::: INPUT RECORDS :::
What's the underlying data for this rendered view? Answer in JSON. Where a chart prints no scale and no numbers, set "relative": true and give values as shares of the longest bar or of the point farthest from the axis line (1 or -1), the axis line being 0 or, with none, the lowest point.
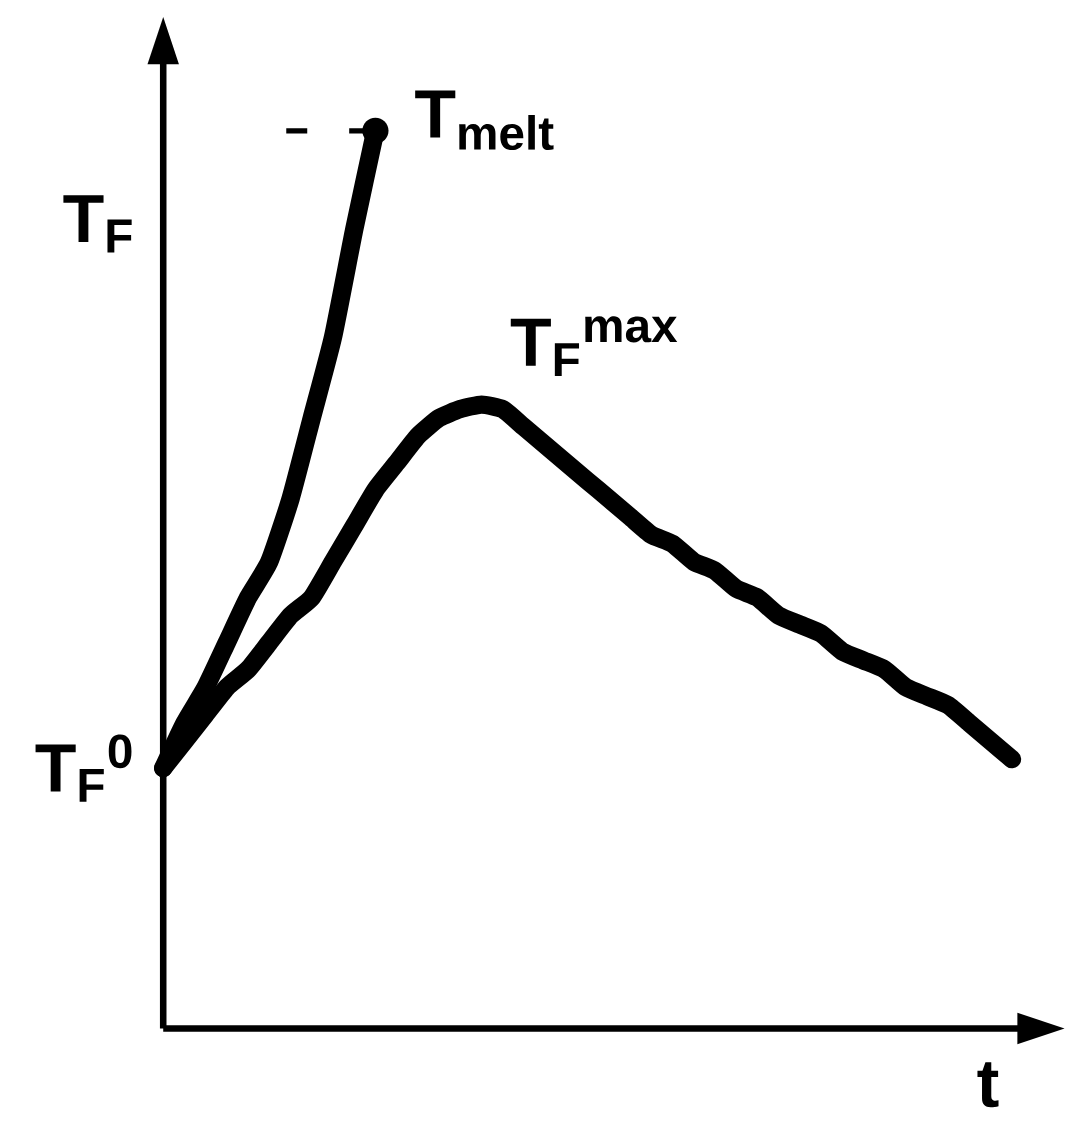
{
  "chart_data": {
    "type": "line",
    "relative": true,
    "xlabel": "t",
    "ylabel": "T$_{F}$",
    "line_style": "solid",
    "marker": "none",
    "categories": [
      null,
      null,
      null,
      null,
      null,
      null,
      null,
      null,
      null,
      null,
      null,
      null,
      null,
      null,
      null,
      null,
      null,
      null,
      null,
      null,
      null,
      null,
      null,
      null,
      null,
      null,
      null,
      null,
      null,
      null,
      null,
      null,
      null,
      null,
      null,
      null,
      null,
      null,
      null,
      null,
      null
    ],
    "series": [
      {
        "color": "#000000",
        "values": [
          0.29,
          0.34,
          0.38,
          0.43,
          0.48,
          0.52,
          0.59,
          0.68,
          0.77,
          0.89,
          1.0,
          null,
          null,
          null,
          null,
          null,
          null,
          null,
          null,
          null,
          null,
          null,
          null,
          null,
          null,
          null,
          null,
          null,
          null,
          null,
          null,
          null,
          null,
          null,
          null,
          null,
          null,
          null,
          null,
          null,
          null
        ]
      },
      {
        "color": "#000000",
        "values": [
          0.29,
          0.32,
          0.35,
          0.38,
          0.4,
          0.43,
          0.46,
          0.48,
          0.52,
          0.56,
          0.6,
          0.63,
          0.66,
          0.68,
          0.69,
          0.695,
          0.69,
          0.67,
          0.65,
          0.63,
          0.61,
          0.59,
          0.57,
          0.55,
          0.54,
          0.52,
          0.51,
          0.49,
          0.48,
          0.46,
          0.45,
          0.44,
          0.42,
          0.41,
          0.4,
          0.38,
          0.37,
          0.36,
          0.34,
          0.32,
          0.3
        ]
      }
    ],
    "annotations": [
      "T$_{F}$$^{0}$",
      "T$_{melt}$",
      "T$_{F}$$^{max}$"
    ]
  }
}
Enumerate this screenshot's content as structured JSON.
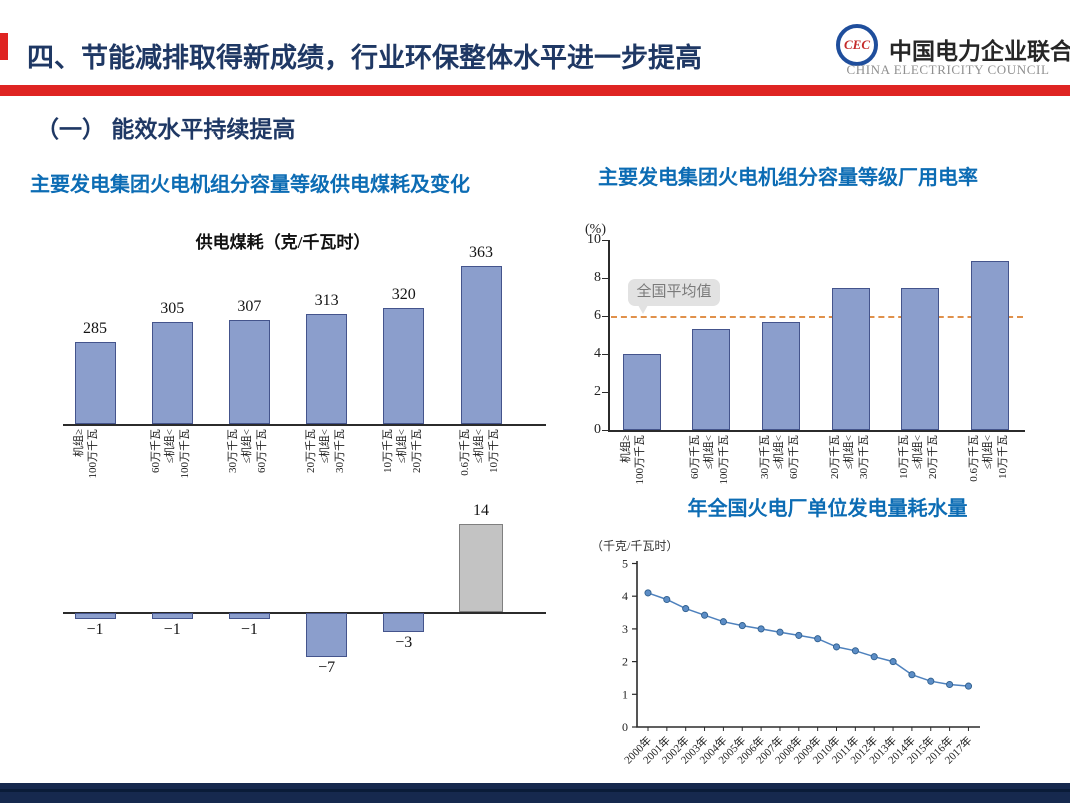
{
  "page": {
    "header": {
      "title": "四、节能减排取得新成绩，行业环保整体水平进一步提高",
      "logo": {
        "org_cn": "中国电力企业联合会",
        "org_en": "CHINA ELECTRICITY COUNCIL",
        "emblem": "CEC"
      }
    },
    "section_heading": "（一） 能效水平持续提高",
    "subtitles": {
      "coal": "主要发电集团火电机组分容量等级供电煤耗及变化",
      "aux_power": "主要发电集团火电机组分容量等级厂用电率",
      "water": "年全国火电厂单位发电量耗水量"
    },
    "colors": {
      "navy": "#1F3864",
      "accent_red": "#DF2422",
      "subtitle_blue": "#0C6CB4",
      "bar_blue": "#8B9ECC",
      "bar_border": "#44548C",
      "bar_gray": "#C3C3C3",
      "gray_border": "#7F7F7F",
      "avg_line_orange": "#E0914B",
      "line_blue": "#4E81BD",
      "footer_navy": "#16294E",
      "footer_dark": "#0A1C38"
    }
  },
  "chart_data": [
    {
      "id": "coal_consumption",
      "type": "bar",
      "title": "供电煤耗（克/千瓦时）",
      "categories": [
        "机组≥\n100万千瓦",
        "60万千瓦\n≤机组<\n100万千瓦",
        "30万千瓦\n≤机组<\n60万千瓦",
        "20万千瓦\n≤机组<\n30万千瓦",
        "10万千瓦\n≤机组<\n20万千瓦",
        "0.6万千瓦\n≤机组<\n10万千瓦"
      ],
      "values": [
        285,
        305,
        307,
        313,
        320,
        363
      ],
      "labels": [
        "285",
        "305",
        "307",
        "313",
        "320",
        "363"
      ],
      "ylim": [
        200,
        380
      ],
      "grid": false,
      "legend": "none"
    },
    {
      "id": "coal_consumption_change",
      "type": "bar",
      "title": "",
      "categories": [
        "机组≥100万千瓦",
        "60万千瓦≤机组<100万千瓦",
        "30万千瓦≤机组<60万千瓦",
        "20万千瓦≤机组<30万千瓦",
        "10万千瓦≤机组<20万千瓦",
        "0.6万千瓦≤机组<10万千瓦"
      ],
      "values": [
        -1,
        -1,
        -1,
        -7,
        -3,
        14
      ],
      "labels": [
        "−1",
        "−1",
        "−1",
        "−7",
        "−3",
        "14"
      ],
      "bar_styles": [
        "blue",
        "blue",
        "blue",
        "blue",
        "blue",
        "gray"
      ],
      "ylim": [
        -9,
        16
      ],
      "grid": false,
      "legend": "none"
    },
    {
      "id": "aux_power_rate",
      "type": "bar",
      "title": "",
      "ylabel": "(%)",
      "yticks": [
        0,
        2,
        4,
        6,
        8,
        10
      ],
      "ylim": [
        0,
        10
      ],
      "categories": [
        "机组≥\n100万千瓦",
        "60万千瓦\n≤机组<\n100万千瓦",
        "30万千瓦\n≤机组<\n60万千瓦",
        "20万千瓦\n≤机组<\n30万千瓦",
        "10万千瓦\n≤机组<\n20万千瓦",
        "0.6万千瓦\n≤机组<\n10万千瓦"
      ],
      "values": [
        4.0,
        5.3,
        5.7,
        7.5,
        7.5,
        8.9
      ],
      "avg_line": {
        "value": 6,
        "label": "全国平均值"
      },
      "grid": false,
      "legend": "none"
    },
    {
      "id": "water_per_kwh",
      "type": "line",
      "title": "年全国火电厂单位发电量耗水量",
      "unit_label": "（千克/千瓦时）",
      "yticks": [
        0,
        1,
        2,
        3,
        4,
        5
      ],
      "ylim": [
        0,
        5
      ],
      "x": [
        "2000年",
        "2001年",
        "2002年",
        "2003年",
        "2004年",
        "2005年",
        "2006年",
        "2007年",
        "2008年",
        "2009年",
        "2010年",
        "2011年",
        "2012年",
        "2013年",
        "2014年",
        "2015年",
        "2016年",
        "2017年"
      ],
      "values": [
        4.1,
        3.9,
        3.62,
        3.42,
        3.22,
        3.1,
        3.0,
        2.9,
        2.8,
        2.7,
        2.45,
        2.33,
        2.15,
        2.0,
        1.6,
        1.4,
        1.3,
        1.25
      ],
      "grid": false,
      "legend": "none"
    }
  ]
}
:::
● DIRECTIONS: Using the material above, set down every line exactly, but skip the pictures.

● WRITTEN REPLY:
What's the underlying data for this rendered view? Answer in JSON. Where a chart prints no scale and no numbers, set "relative": true and give values as shares of the longest bar or of the point farthest from the axis line (1 or -1), the axis line being 0 or, with none, the lowest point.
{
  "chart_data": {
    "type": "line",
    "relative": true,
    "xlabel": "t",
    "ylabel": "T$_{F}$",
    "line_style": "solid",
    "marker": "none",
    "categories": [
      null,
      null,
      null,
      null,
      null,
      null,
      null,
      null,
      null,
      null,
      null,
      null,
      null,
      null,
      null,
      null,
      null,
      null,
      null,
      null,
      null,
      null,
      null,
      null,
      null,
      null,
      null,
      null,
      null,
      null,
      null,
      null,
      null,
      null,
      null,
      null,
      null,
      null,
      null,
      null,
      null
    ],
    "series": [
      {
        "color": "#000000",
        "values": [
          0.29,
          0.34,
          0.38,
          0.43,
          0.48,
          0.52,
          0.59,
          0.68,
          0.77,
          0.89,
          1.0,
          null,
          null,
          null,
          null,
          null,
          null,
          null,
          null,
          null,
          null,
          null,
          null,
          null,
          null,
          null,
          null,
          null,
          null,
          null,
          null,
          null,
          null,
          null,
          null,
          null,
          null,
          null,
          null,
          null,
          null
        ]
      },
      {
        "color": "#000000",
        "values": [
          0.29,
          0.32,
          0.35,
          0.38,
          0.4,
          0.43,
          0.46,
          0.48,
          0.52,
          0.56,
          0.6,
          0.63,
          0.66,
          0.68,
          0.69,
          0.695,
          0.69,
          0.67,
          0.65,
          0.63,
          0.61,
          0.59,
          0.57,
          0.55,
          0.54,
          0.52,
          0.51,
          0.49,
          0.48,
          0.46,
          0.45,
          0.44,
          0.42,
          0.41,
          0.4,
          0.38,
          0.37,
          0.36,
          0.34,
          0.32,
          0.3
        ]
      }
    ],
    "annotations": [
      "T$_{F}$$^{0}$",
      "T$_{melt}$",
      "T$_{F}$$^{max}$"
    ]
  }
}
Enumerate this screenshot's content as structured JSON.
{
  "page": {
    "header": {
      "title": "四、节能减排取得新成绩，行业环保整体水平进一步提高",
      "logo": {
        "org_cn": "中国电力企业联合会",
        "org_en": "CHINA ELECTRICITY COUNCIL",
        "emblem": "CEC"
      }
    },
    "section_heading": "（一） 能效水平持续提高",
    "subtitles": {
      "coal": "主要发电集团火电机组分容量等级供电煤耗及变化",
      "aux_power": "主要发电集团火电机组分容量等级厂用电率",
      "water": "年全国火电厂单位发电量耗水量"
    },
    "colors": {
      "navy": "#1F3864",
      "accent_red": "#DF2422",
      "subtitle_blue": "#0C6CB4",
      "bar_blue": "#8B9ECC",
      "bar_border": "#44548C",
      "bar_gray": "#C3C3C3",
      "gray_border": "#7F7F7F",
      "avg_line_orange": "#E0914B",
      "line_blue": "#4E81BD",
      "footer_navy": "#16294E",
      "footer_dark": "#0A1C38"
    }
  },
  "chart_data": [
    {
      "id": "coal_consumption",
      "type": "bar",
      "title": "供电煤耗（克/千瓦时）",
      "categories": [
        "机组≥\n100万千瓦",
        "60万千瓦\n≤机组<\n100万千瓦",
        "30万千瓦\n≤机组<\n60万千瓦",
        "20万千瓦\n≤机组<\n30万千瓦",
        "10万千瓦\n≤机组<\n20万千瓦",
        "0.6万千瓦\n≤机组<\n10万千瓦"
      ],
      "values": [
        285,
        305,
        307,
        313,
        320,
        363
      ],
      "labels": [
        "285",
        "305",
        "307",
        "313",
        "320",
        "363"
      ],
      "ylim": [
        200,
        380
      ],
      "grid": false,
      "legend": "none"
    },
    {
      "id": "coal_consumption_change",
      "type": "bar",
      "title": "",
      "categories": [
        "机组≥100万千瓦",
        "60万千瓦≤机组<100万千瓦",
        "30万千瓦≤机组<60万千瓦",
        "20万千瓦≤机组<30万千瓦",
        "10万千瓦≤机组<20万千瓦",
        "0.6万千瓦≤机组<10万千瓦"
      ],
      "values": [
        -1,
        -1,
        -1,
        -7,
        -3,
        14
      ],
      "labels": [
        "−1",
        "−1",
        "−1",
        "−7",
        "−3",
        "14"
      ],
      "bar_styles": [
        "blue",
        "blue",
        "blue",
        "blue",
        "blue",
        "gray"
      ],
      "ylim": [
        -9,
        16
      ],
      "grid": false,
      "legend": "none"
    },
    {
      "id": "aux_power_rate",
      "type": "bar",
      "title": "",
      "ylabel": "(%)",
      "yticks": [
        0,
        2,
        4,
        6,
        8,
        10
      ],
      "ylim": [
        0,
        10
      ],
      "categories": [
        "机组≥\n100万千瓦",
        "60万千瓦\n≤机组<\n100万千瓦",
        "30万千瓦\n≤机组<\n60万千瓦",
        "20万千瓦\n≤机组<\n30万千瓦",
        "10万千瓦\n≤机组<\n20万千瓦",
        "0.6万千瓦\n≤机组<\n10万千瓦"
      ],
      "values": [
        4.0,
        5.3,
        5.7,
        7.5,
        7.5,
        8.9
      ],
      "avg_line": {
        "value": 6,
        "label": "全国平均值"
      },
      "grid": false,
      "legend": "none"
    },
    {
      "id": "water_per_kwh",
      "type": "line",
      "title": "年全国火电厂单位发电量耗水量",
      "unit_label": "（千克/千瓦时）",
      "yticks": [
        0,
        1,
        2,
        3,
        4,
        5
      ],
      "ylim": [
        0,
        5
      ],
      "x": [
        "2000年",
        "2001年",
        "2002年",
        "2003年",
        "2004年",
        "2005年",
        "2006年",
        "2007年",
        "2008年",
        "2009年",
        "2010年",
        "2011年",
        "2012年",
        "2013年",
        "2014年",
        "2015年",
        "2016年",
        "2017年"
      ],
      "values": [
        4.1,
        3.9,
        3.62,
        3.42,
        3.22,
        3.1,
        3.0,
        2.9,
        2.8,
        2.7,
        2.45,
        2.33,
        2.15,
        2.0,
        1.6,
        1.4,
        1.3,
        1.25
      ],
      "grid": false,
      "legend": "none"
    }
  ]
}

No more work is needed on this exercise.